* begin Data *

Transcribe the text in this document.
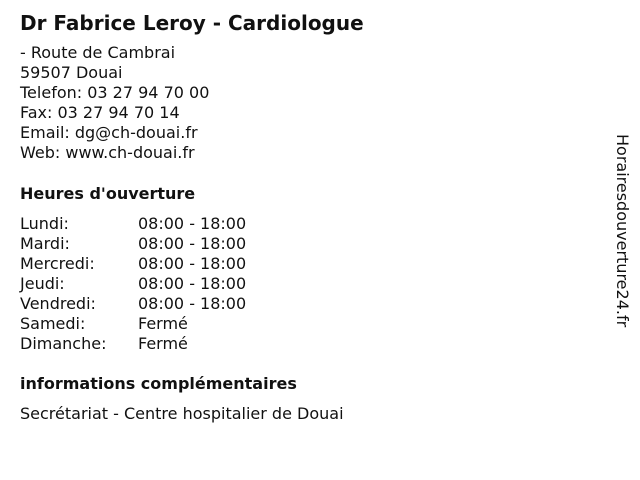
Dr Fabrice Leroy - Cardiologue
- Route de Cambrai
59507 Douai
Telefon: 03 27 94 70 00
Fax: 03 27 94 70 14
Email: dg@ch-douai.fr
Web: www.ch-douai.fr
Heures d'ouverture
Lundi:	08:00 - 18:00
Mardi:	08:00 - 18:00
Mercredi:	08:00 - 18:00
Jeudi:	08:00 - 18:00
Vendredi:	08:00 - 18:00
Samedi:	Fermé
Dimanche:	Fermé
informations complémentaires
Secrétariat - Centre hospitalier de Douai
Horairesdouverture24.fr
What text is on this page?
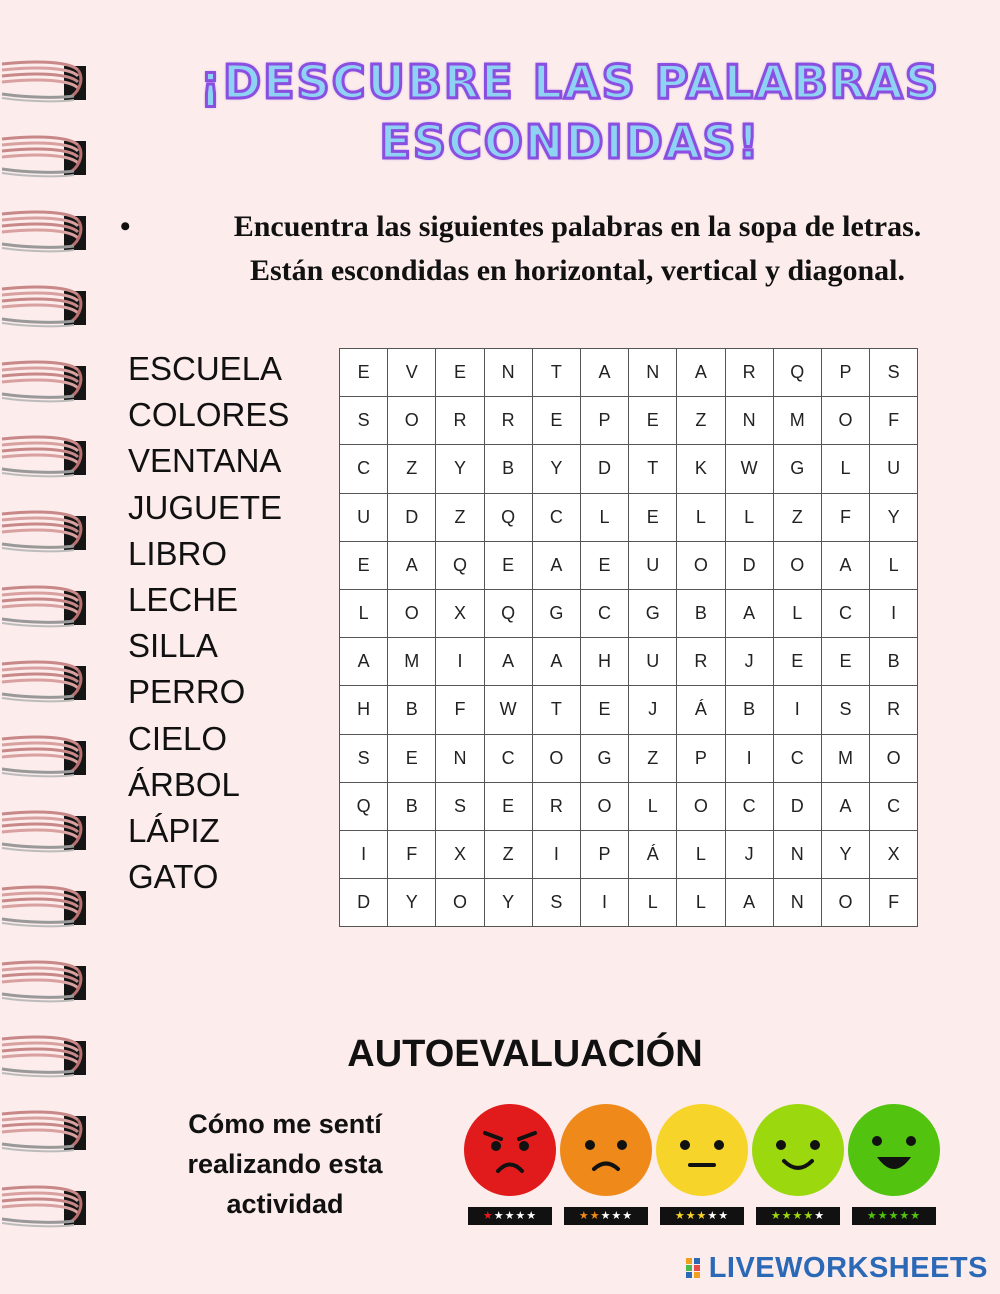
¡DESCUBRE LAS PALABRAS
ESCONDIDAS!
•	Encuentra las siguientes palabras en la sopa de letras.
Están escondidas en horizontal, vertical y diagonal.
ESCUELA
COLORES
VENTANA
JUGUETE
LIBRO
LECHE
SILLA
PERRO
CIELO
ÁRBOL
LÁPIZ
GATO
E	V	E	N	T	A	N	A	R	Q	P	S
S	O	R	R	E	P	E	Z	N	M	O	F
C	Z	Y	B	Y	D	T	K	W	G	L	U
U	D	Z	Q	C	L	E	L	L	Z	F	Y
E	A	Q	E	A	E	U	O	D	O	A	L
L	O	X	Q	G	C	G	B	A	L	C	I
A	M	I	A	A	H	U	R	J	E	E	B
H	B	F	W	T	E	J	Á	B	I	S	R
S	E	N	C	O	G	Z	P	I	C	M	O
Q	B	S	E	R	O	L	O	C	D	A	C
I	F	X	Z	I	P	Á	L	J	N	Y	X
D	Y	O	Y	S	I	L	L	A	N	O	F
AUTOEVALUACIÓN
Cómo me sentí
realizando esta
actividad	★★★★★	★★★★★	★★★★★	★★★★★	★★★★★
LIVEWORKSHEETS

* end Data *

Check all the records above and select each line where the string "text" is found.

_Exercise solution_
Transcribe the text in this document.
What text is on this page?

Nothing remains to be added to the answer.